* Aim of the task
Where a line in the listing contains the string "true", copy that line out.

++++++++

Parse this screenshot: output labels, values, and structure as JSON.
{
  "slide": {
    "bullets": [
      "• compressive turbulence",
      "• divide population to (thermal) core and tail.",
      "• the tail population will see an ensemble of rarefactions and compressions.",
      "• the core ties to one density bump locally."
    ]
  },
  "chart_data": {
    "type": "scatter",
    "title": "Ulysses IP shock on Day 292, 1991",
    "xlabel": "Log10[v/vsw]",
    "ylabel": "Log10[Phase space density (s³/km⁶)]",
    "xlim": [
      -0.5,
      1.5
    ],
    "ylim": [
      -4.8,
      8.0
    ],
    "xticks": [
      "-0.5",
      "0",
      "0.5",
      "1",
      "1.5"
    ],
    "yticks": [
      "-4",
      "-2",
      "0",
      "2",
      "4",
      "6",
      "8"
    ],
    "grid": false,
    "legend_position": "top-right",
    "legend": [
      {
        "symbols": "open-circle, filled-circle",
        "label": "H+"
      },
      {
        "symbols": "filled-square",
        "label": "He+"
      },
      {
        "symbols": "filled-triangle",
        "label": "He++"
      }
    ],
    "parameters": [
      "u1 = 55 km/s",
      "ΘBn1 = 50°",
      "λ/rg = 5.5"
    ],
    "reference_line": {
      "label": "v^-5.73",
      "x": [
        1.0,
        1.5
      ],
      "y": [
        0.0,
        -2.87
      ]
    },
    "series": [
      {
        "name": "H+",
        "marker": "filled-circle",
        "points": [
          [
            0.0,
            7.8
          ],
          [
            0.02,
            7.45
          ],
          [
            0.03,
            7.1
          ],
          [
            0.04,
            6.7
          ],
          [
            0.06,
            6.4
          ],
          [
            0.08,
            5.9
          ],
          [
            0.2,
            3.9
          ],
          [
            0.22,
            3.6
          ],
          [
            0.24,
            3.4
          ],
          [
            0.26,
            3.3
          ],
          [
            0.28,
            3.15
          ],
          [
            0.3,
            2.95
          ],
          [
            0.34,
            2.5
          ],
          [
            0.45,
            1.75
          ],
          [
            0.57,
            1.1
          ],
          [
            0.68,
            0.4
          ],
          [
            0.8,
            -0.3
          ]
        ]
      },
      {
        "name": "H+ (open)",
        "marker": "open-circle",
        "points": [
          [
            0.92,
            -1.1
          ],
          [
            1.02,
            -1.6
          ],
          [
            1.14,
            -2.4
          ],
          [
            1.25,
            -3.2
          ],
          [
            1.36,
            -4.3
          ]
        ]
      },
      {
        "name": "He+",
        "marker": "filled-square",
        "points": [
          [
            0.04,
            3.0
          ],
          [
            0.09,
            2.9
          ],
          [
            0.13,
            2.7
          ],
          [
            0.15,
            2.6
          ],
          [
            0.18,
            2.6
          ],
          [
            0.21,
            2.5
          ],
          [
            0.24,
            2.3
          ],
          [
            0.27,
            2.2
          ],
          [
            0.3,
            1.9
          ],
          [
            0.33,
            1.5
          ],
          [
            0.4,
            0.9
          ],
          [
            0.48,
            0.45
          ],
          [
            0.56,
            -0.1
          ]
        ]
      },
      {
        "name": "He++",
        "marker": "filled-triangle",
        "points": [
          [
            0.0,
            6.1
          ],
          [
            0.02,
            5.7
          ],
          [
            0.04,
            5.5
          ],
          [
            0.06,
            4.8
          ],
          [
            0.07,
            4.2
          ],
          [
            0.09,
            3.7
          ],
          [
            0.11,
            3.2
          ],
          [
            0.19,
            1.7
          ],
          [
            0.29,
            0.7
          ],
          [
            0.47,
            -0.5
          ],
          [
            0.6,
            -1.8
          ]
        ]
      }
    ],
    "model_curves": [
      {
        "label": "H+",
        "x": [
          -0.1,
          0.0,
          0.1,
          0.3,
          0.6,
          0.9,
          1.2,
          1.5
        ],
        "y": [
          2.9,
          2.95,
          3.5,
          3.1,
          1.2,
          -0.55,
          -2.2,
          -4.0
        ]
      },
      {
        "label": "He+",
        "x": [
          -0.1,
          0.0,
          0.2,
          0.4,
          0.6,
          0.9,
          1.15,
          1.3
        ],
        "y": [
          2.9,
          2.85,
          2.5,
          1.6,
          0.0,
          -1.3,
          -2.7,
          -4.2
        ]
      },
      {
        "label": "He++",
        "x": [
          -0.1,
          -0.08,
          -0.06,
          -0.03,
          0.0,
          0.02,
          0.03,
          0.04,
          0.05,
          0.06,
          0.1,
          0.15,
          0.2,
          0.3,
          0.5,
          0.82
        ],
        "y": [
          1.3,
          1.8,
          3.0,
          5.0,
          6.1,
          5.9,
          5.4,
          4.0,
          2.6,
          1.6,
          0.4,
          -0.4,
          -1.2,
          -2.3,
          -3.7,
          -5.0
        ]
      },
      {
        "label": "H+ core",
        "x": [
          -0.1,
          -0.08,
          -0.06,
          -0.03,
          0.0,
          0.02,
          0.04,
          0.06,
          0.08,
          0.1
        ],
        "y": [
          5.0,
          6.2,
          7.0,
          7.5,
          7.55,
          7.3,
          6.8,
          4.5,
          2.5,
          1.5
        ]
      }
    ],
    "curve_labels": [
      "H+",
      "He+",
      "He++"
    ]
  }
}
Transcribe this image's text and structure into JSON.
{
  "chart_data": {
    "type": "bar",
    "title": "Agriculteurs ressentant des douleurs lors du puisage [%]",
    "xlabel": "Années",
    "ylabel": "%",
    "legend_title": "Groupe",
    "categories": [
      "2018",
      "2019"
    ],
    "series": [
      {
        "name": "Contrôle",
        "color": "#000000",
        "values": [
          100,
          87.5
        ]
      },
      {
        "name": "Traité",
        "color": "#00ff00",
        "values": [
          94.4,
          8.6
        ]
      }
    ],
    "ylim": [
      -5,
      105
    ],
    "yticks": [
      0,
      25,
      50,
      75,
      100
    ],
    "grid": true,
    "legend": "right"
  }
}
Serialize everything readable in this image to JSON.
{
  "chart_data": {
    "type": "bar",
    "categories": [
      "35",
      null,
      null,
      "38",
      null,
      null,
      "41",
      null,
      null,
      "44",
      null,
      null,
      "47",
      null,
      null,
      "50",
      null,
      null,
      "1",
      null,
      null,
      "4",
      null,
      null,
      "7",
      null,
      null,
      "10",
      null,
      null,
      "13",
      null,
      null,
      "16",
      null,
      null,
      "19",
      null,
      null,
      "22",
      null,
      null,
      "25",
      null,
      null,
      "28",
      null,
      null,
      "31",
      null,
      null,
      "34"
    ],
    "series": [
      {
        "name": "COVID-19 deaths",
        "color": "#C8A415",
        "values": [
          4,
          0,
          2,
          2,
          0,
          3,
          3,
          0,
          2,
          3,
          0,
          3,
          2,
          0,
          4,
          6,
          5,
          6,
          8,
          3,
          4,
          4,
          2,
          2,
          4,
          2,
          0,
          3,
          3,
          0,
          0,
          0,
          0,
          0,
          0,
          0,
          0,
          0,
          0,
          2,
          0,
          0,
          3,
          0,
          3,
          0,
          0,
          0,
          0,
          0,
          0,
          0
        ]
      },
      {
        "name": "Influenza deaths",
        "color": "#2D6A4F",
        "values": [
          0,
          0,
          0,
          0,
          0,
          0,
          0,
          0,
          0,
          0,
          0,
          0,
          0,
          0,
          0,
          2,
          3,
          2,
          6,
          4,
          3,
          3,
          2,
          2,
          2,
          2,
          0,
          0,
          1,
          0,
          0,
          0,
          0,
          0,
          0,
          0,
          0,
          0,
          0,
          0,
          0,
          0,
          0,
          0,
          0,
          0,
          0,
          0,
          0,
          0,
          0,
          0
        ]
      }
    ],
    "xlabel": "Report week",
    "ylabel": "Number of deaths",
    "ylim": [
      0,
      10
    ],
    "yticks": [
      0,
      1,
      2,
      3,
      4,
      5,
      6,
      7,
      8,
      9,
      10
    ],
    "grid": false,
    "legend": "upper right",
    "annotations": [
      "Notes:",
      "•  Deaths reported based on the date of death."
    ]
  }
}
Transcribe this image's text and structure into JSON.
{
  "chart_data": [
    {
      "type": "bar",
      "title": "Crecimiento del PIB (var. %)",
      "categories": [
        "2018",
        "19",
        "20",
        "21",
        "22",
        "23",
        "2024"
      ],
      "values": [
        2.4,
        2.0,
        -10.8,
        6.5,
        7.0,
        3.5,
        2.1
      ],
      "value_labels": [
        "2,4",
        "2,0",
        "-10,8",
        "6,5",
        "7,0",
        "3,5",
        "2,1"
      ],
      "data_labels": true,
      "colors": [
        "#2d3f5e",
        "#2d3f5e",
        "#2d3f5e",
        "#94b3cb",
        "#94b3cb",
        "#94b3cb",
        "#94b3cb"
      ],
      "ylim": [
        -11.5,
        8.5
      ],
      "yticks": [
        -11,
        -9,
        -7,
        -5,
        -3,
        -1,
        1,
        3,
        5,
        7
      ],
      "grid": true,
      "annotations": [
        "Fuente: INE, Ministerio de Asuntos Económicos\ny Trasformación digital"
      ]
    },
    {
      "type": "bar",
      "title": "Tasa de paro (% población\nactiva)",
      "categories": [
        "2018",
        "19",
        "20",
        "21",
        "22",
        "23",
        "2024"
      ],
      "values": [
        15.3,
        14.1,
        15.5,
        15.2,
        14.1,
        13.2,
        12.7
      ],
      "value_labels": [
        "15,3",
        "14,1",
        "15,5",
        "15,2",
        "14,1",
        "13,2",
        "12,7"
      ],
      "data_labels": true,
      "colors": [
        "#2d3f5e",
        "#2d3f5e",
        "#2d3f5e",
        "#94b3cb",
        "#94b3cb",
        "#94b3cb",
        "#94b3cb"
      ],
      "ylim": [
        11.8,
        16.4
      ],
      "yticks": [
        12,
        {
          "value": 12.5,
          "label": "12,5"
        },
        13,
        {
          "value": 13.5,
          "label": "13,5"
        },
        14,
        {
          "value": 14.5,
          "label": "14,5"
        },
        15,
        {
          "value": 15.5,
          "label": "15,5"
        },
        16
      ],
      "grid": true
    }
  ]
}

++++++++

* Right answer
    "grid": true,
      "data_labels": true,
      "grid": true,
      "data_labels": true,
      "grid": true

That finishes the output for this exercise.